Exercise directions: Make a verbatim copy of the entries below; pictures stay out.

Dataset entries:
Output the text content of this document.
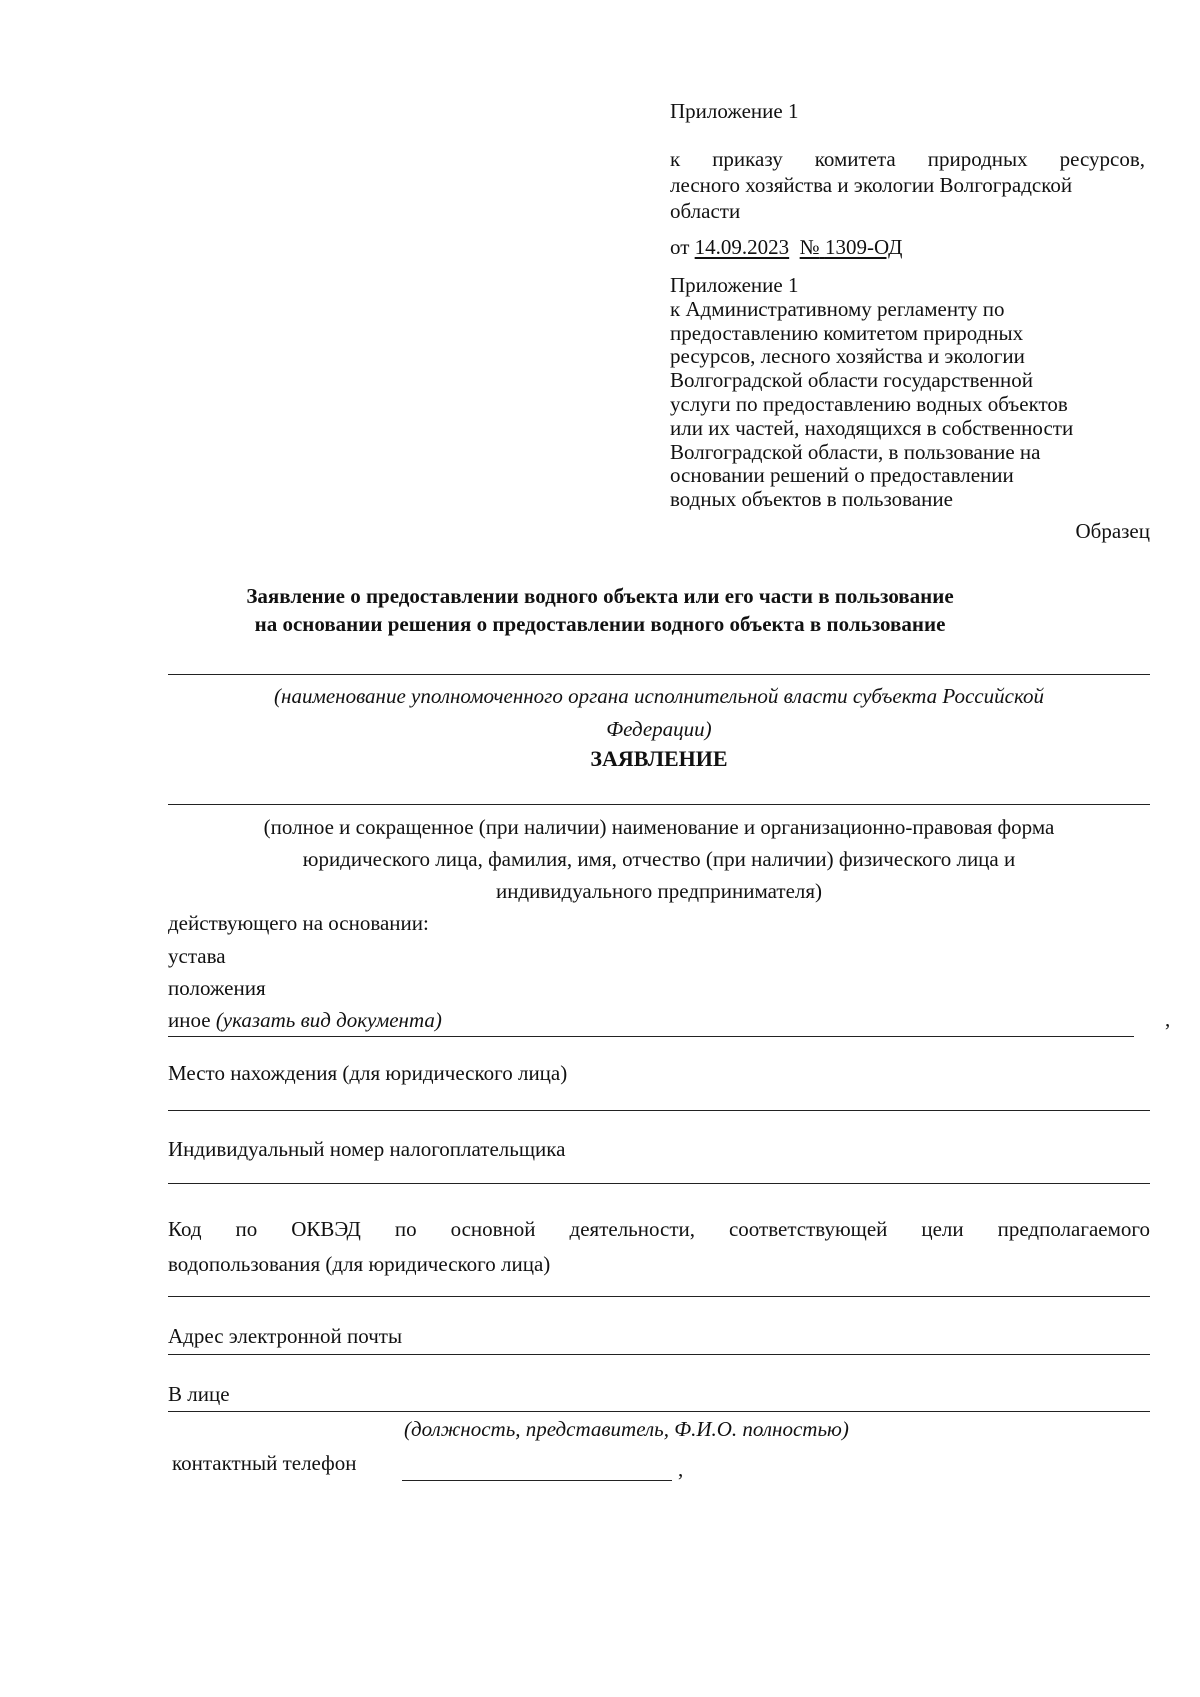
Приложение 1
к приказу комитета природных ресурсов,
лесного хозяйства и экологии Волгоградской
области
от 14.09.2023 № 1309-ОД
Приложение 1
к Административному регламенту по
предоставлению комитетом природных
ресурсов, лесного хозяйства и экологии
Волгоградской области государственной
услуги по предоставлению водных объектов
или их частей, находящихся в собственности
Волгоградской области, в пользование на
основании решений о предоставлении
водных объектов в пользование
Образец
Заявление о предоставлении водного объекта или его части в пользование
на основании решения о предоставлении водного объекта в пользование
(наименование уполномоченного органа исполнительной власти субъекта Российской
Федерации)
ЗАЯВЛЕНИЕ
(полное и сокращенное (при наличии) наименование и организационно-правовая форма
юридического лица, фамилия, имя, отчество (при наличии) физического лица и
индивидуального предпринимателя)
действующего на основании:
устава
положения
иное (указать вид документа)	,
Место нахождения (для юридического лица)
Индивидуальный номер налогоплательщика
Код по ОКВЭД по основной деятельности, соответствующей цели предполагаемого
водопользования (для юридического лица)
Адрес электронной почты
В лице
(должность, представитель, Ф.И.О. полностью)
контактный телефон	,
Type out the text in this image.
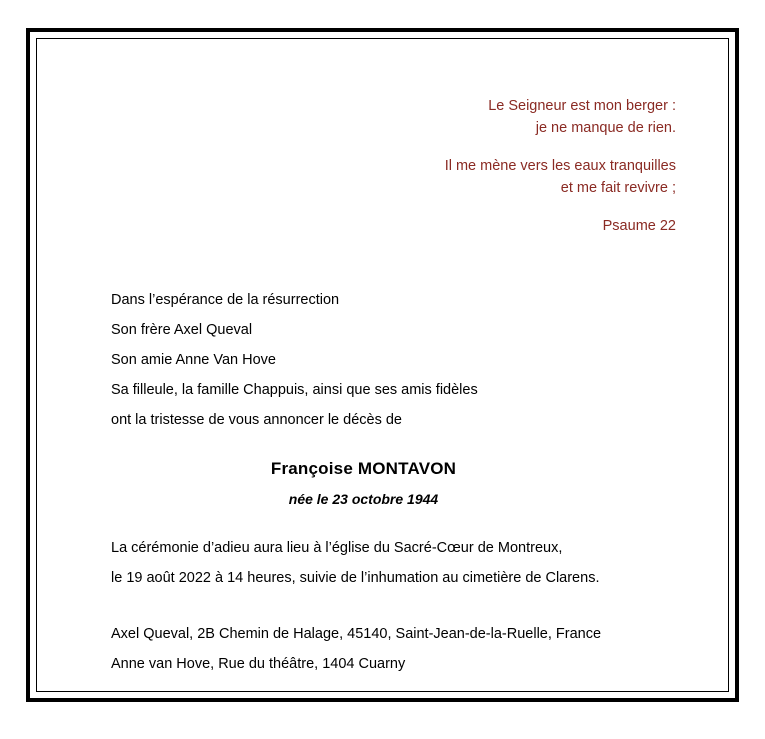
Le Seigneur est mon berger :
je ne manque de rien.
Il me mène vers les eaux tranquilles
et me fait revivre ;
Psaume 22
Dans l’espérance de la résurrection
Son frère Axel Queval
Son amie Anne Van Hove
Sa filleule, la famille Chappuis, ainsi que ses amis fidèles
ont la tristesse de vous annoncer le décès de
Françoise MONTAVON
née le 23 octobre 1944
La cérémonie d’adieu aura lieu à l’église du Sacré-Cœur de Montreux,
le 19 août 2022 à 14 heures, suivie de l’inhumation au cimetière de Clarens.
Axel Queval, 2B Chemin de Halage, 45140, Saint-Jean-de-la-Ruelle, France
Anne van Hove, Rue du théâtre, 1404 Cuarny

Answer to this problem:
Output the text content of this document.
Приложение 1
к приказу комитета природных ресурсов,
лесного хозяйства и экологии Волгоградской
области
от 14.09.2023 № 1309-ОД
Приложение 1
к Административному регламенту по
предоставлению комитетом природных
ресурсов, лесного хозяйства и экологии
Волгоградской области государственной
услуги по предоставлению водных объектов
или их частей, находящихся в собственности
Волгоградской области, в пользование на
основании решений о предоставлении
водных объектов в пользование
Образец
Заявление о предоставлении водного объекта или его части в пользование
на основании решения о предоставлении водного объекта в пользование
(наименование уполномоченного органа исполнительной власти субъекта Российской
Федерации)
ЗАЯВЛЕНИЕ
(полное и сокращенное (при наличии) наименование и организационно-правовая форма
юридического лица, фамилия, имя, отчество (при наличии) физического лица и
индивидуального предпринимателя)
действующего на основании:
устава
положения
иное (указать вид документа)	,
Место нахождения (для юридического лица)
Индивидуальный номер налогоплательщика
Код по ОКВЭД по основной деятельности, соответствующей цели предполагаемого
водопользования (для юридического лица)
Адрес электронной почты
В лице
(должность, представитель, Ф.И.О. полностью)
контактный телефон	,
Type out the text in this image.
Le Seigneur est mon berger :
je ne manque de rien.
Il me mène vers les eaux tranquilles
et me fait revivre ;
Psaume 22
Dans l’espérance de la résurrection
Son frère Axel Queval
Son amie Anne Van Hove
Sa filleule, la famille Chappuis, ainsi que ses amis fidèles
ont la tristesse de vous annoncer le décès de
Françoise MONTAVON
née le 23 octobre 1944
La cérémonie d’adieu aura lieu à l’église du Sacré-Cœur de Montreux,
le 19 août 2022 à 14 heures, suivie de l’inhumation au cimetière de Clarens.
Axel Queval, 2B Chemin de Halage, 45140, Saint-Jean-de-la-Ruelle, France
Anne van Hove, Rue du théâtre, 1404 Cuarny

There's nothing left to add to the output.